- [Records]
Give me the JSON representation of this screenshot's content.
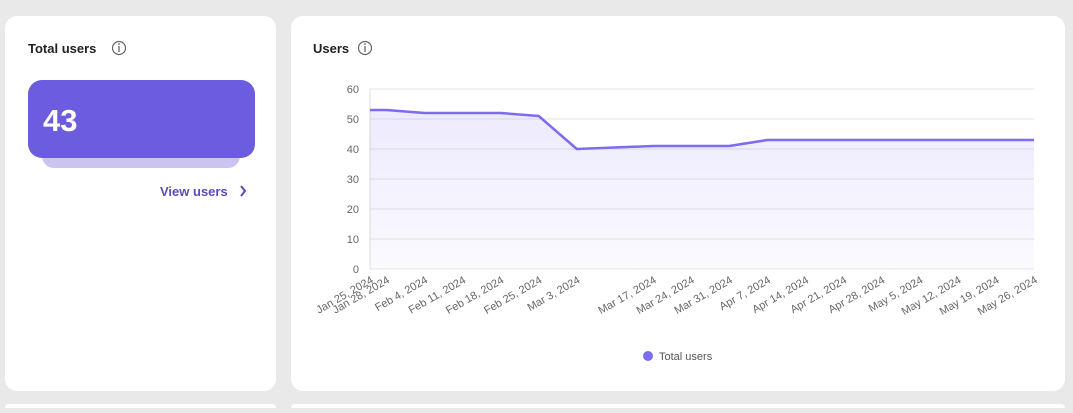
{
  "total_card": {
    "title": "Total users",
    "value": 43,
    "link": "View users"
  },
  "chart_data": {
    "type": "line",
    "title": "Users",
    "x": [
      "Jan 25, 2024",
      "Jan 28, 2024",
      "Feb 4, 2024",
      "Feb 11, 2024",
      "Feb 18, 2024",
      "Feb 25, 2024",
      "Mar 3, 2024",
      "Mar 17, 2024",
      "Mar 24, 2024",
      "Mar 31, 2024",
      "Apr 7, 2024",
      "Apr 14, 2024",
      "Apr 21, 2024",
      "Apr 28, 2024",
      "May 5, 2024",
      "May 12, 2024",
      "May 19, 2024",
      "May 26, 2024"
    ],
    "series": [
      {
        "name": "Total users",
        "color": "#7b6cf0",
        "values": [
          53,
          53,
          52,
          52,
          52,
          51,
          40,
          41,
          41,
          41,
          43,
          43,
          43,
          43,
          43,
          43,
          43,
          43
        ]
      }
    ],
    "ylim": [
      0,
      60
    ],
    "yticks": [
      0,
      10,
      20,
      30,
      40,
      50,
      60
    ],
    "grid": true,
    "legend": "bottom"
  }
}
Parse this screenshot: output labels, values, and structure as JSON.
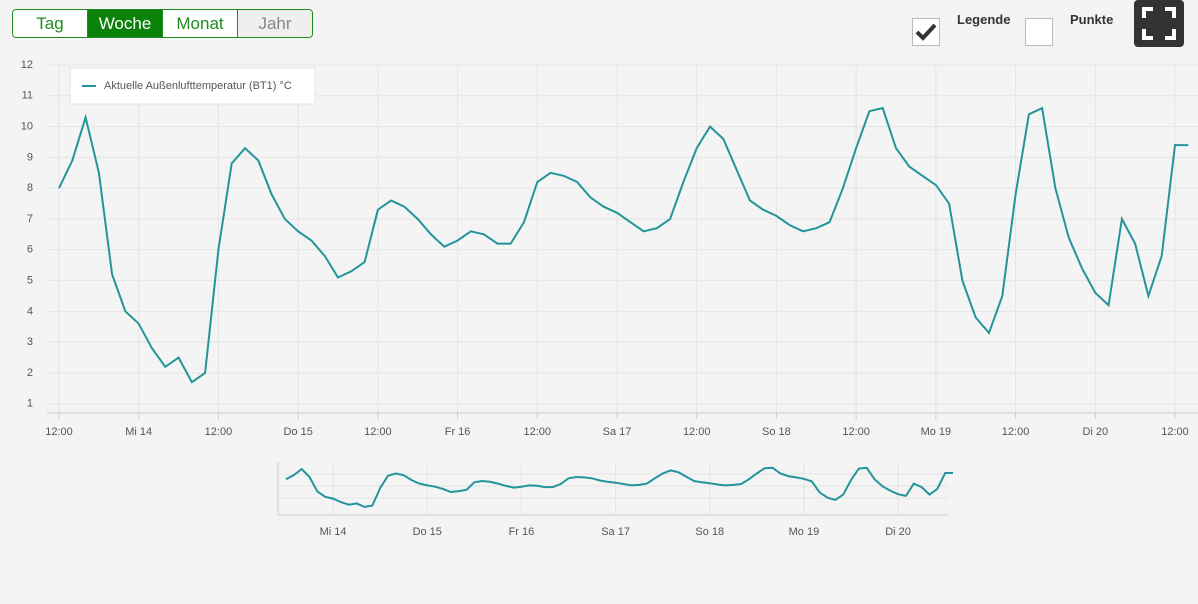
{
  "toolbar": {
    "ranges": [
      "Tag",
      "Woche",
      "Monat",
      "Jahr"
    ],
    "options": [
      {
        "label": "Legende",
        "checked": true
      },
      {
        "label": "Punkte",
        "checked": false
      }
    ]
  },
  "chart_data": {
    "type": "line",
    "categories": [
      "12:00",
      null,
      null,
      null,
      null,
      null,
      "Mi 14",
      null,
      null,
      null,
      null,
      null,
      "12:00",
      null,
      null,
      null,
      null,
      null,
      "Do 15",
      null,
      null,
      null,
      null,
      null,
      "12:00",
      null,
      null,
      null,
      null,
      null,
      "Fr 16",
      null,
      null,
      null,
      null,
      null,
      "12:00",
      null,
      null,
      null,
      null,
      null,
      "Sa 17",
      null,
      null,
      null,
      null,
      null,
      "12:00",
      null,
      null,
      null,
      null,
      null,
      "So 18",
      null,
      null,
      null,
      null,
      null,
      "12:00",
      null,
      null,
      null,
      null,
      null,
      "Mo 19",
      null,
      null,
      null,
      null,
      null,
      "12:00",
      null,
      null,
      null,
      null,
      null,
      "Di 20",
      null,
      null,
      null,
      null,
      null,
      "12:00",
      null
    ],
    "series": [
      {
        "name": "Aktuelle Außenlufttemperatur (BT1) °C",
        "color": "#23959a",
        "values": [
          8.0,
          8.9,
          10.3,
          8.5,
          5.2,
          4.0,
          3.6,
          2.8,
          2.2,
          2.5,
          1.7,
          2.0,
          6.0,
          8.8,
          9.3,
          8.9,
          7.8,
          7.0,
          6.6,
          6.3,
          5.8,
          5.1,
          5.3,
          5.6,
          7.3,
          7.6,
          7.4,
          7.0,
          6.5,
          6.1,
          6.3,
          6.6,
          6.5,
          6.2,
          6.2,
          6.9,
          8.2,
          8.5,
          8.4,
          8.2,
          7.7,
          7.4,
          7.2,
          6.9,
          6.6,
          6.7,
          7.0,
          8.2,
          9.3,
          10.0,
          9.6,
          8.6,
          7.6,
          7.3,
          7.1,
          6.8,
          6.6,
          6.7,
          6.9,
          8.0,
          9.3,
          10.5,
          10.6,
          9.3,
          8.7,
          8.4,
          8.1,
          7.5,
          5.0,
          3.8,
          3.3,
          4.5,
          7.8,
          10.4,
          10.6,
          8.0,
          6.4,
          5.4,
          4.6,
          4.2,
          7.0,
          6.2,
          4.5,
          5.8,
          9.4,
          9.4
        ]
      }
    ],
    "ylim": [
      0.7,
      12
    ],
    "yticks": [
      1,
      2,
      3,
      4,
      5,
      6,
      7,
      8,
      9,
      10,
      11,
      12
    ],
    "grid": true
  }
}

- [Task description]
Copy out all the records exactly, excluding pictures.

- [The completed task]
Give me the JSON representation of this screenshot's content.
{
  "total_card": {
    "title": "Total users",
    "value": 43,
    "link": "View users"
  },
  "chart_data": {
    "type": "line",
    "title": "Users",
    "x": [
      "Jan 25, 2024",
      "Jan 28, 2024",
      "Feb 4, 2024",
      "Feb 11, 2024",
      "Feb 18, 2024",
      "Feb 25, 2024",
      "Mar 3, 2024",
      "Mar 17, 2024",
      "Mar 24, 2024",
      "Mar 31, 2024",
      "Apr 7, 2024",
      "Apr 14, 2024",
      "Apr 21, 2024",
      "Apr 28, 2024",
      "May 5, 2024",
      "May 12, 2024",
      "May 19, 2024",
      "May 26, 2024"
    ],
    "series": [
      {
        "name": "Total users",
        "color": "#7b6cf0",
        "values": [
          53,
          53,
          52,
          52,
          52,
          51,
          40,
          41,
          41,
          41,
          43,
          43,
          43,
          43,
          43,
          43,
          43,
          43
        ]
      }
    ],
    "ylim": [
      0,
      60
    ],
    "yticks": [
      0,
      10,
      20,
      30,
      40,
      50,
      60
    ],
    "grid": true,
    "legend": "bottom"
  }
}
Parse this screenshot: output labels, values, and structure as JSON.
{
  "toolbar": {
    "ranges": [
      "Tag",
      "Woche",
      "Monat",
      "Jahr"
    ],
    "options": [
      {
        "label": "Legende",
        "checked": true
      },
      {
        "label": "Punkte",
        "checked": false
      }
    ]
  },
  "chart_data": {
    "type": "line",
    "categories": [
      "12:00",
      null,
      null,
      null,
      null,
      null,
      "Mi 14",
      null,
      null,
      null,
      null,
      null,
      "12:00",
      null,
      null,
      null,
      null,
      null,
      "Do 15",
      null,
      null,
      null,
      null,
      null,
      "12:00",
      null,
      null,
      null,
      null,
      null,
      "Fr 16",
      null,
      null,
      null,
      null,
      null,
      "12:00",
      null,
      null,
      null,
      null,
      null,
      "Sa 17",
      null,
      null,
      null,
      null,
      null,
      "12:00",
      null,
      null,
      null,
      null,
      null,
      "So 18",
      null,
      null,
      null,
      null,
      null,
      "12:00",
      null,
      null,
      null,
      null,
      null,
      "Mo 19",
      null,
      null,
      null,
      null,
      null,
      "12:00",
      null,
      null,
      null,
      null,
      null,
      "Di 20",
      null,
      null,
      null,
      null,
      null,
      "12:00",
      null
    ],
    "series": [
      {
        "name": "Aktuelle Außenlufttemperatur (BT1) °C",
        "color": "#23959a",
        "values": [
          8.0,
          8.9,
          10.3,
          8.5,
          5.2,
          4.0,
          3.6,
          2.8,
          2.2,
          2.5,
          1.7,
          2.0,
          6.0,
          8.8,
          9.3,
          8.9,
          7.8,
          7.0,
          6.6,
          6.3,
          5.8,
          5.1,
          5.3,
          5.6,
          7.3,
          7.6,
          7.4,
          7.0,
          6.5,
          6.1,
          6.3,
          6.6,
          6.5,
          6.2,
          6.2,
          6.9,
          8.2,
          8.5,
          8.4,
          8.2,
          7.7,
          7.4,
          7.2,
          6.9,
          6.6,
          6.7,
          7.0,
          8.2,
          9.3,
          10.0,
          9.6,
          8.6,
          7.6,
          7.3,
          7.1,
          6.8,
          6.6,
          6.7,
          6.9,
          8.0,
          9.3,
          10.5,
          10.6,
          9.3,
          8.7,
          8.4,
          8.1,
          7.5,
          5.0,
          3.8,
          3.3,
          4.5,
          7.8,
          10.4,
          10.6,
          8.0,
          6.4,
          5.4,
          4.6,
          4.2,
          7.0,
          6.2,
          4.5,
          5.8,
          9.4,
          9.4
        ]
      }
    ],
    "ylim": [
      0.7,
      12
    ],
    "yticks": [
      1,
      2,
      3,
      4,
      5,
      6,
      7,
      8,
      9,
      10,
      11,
      12
    ],
    "grid": true
  }
}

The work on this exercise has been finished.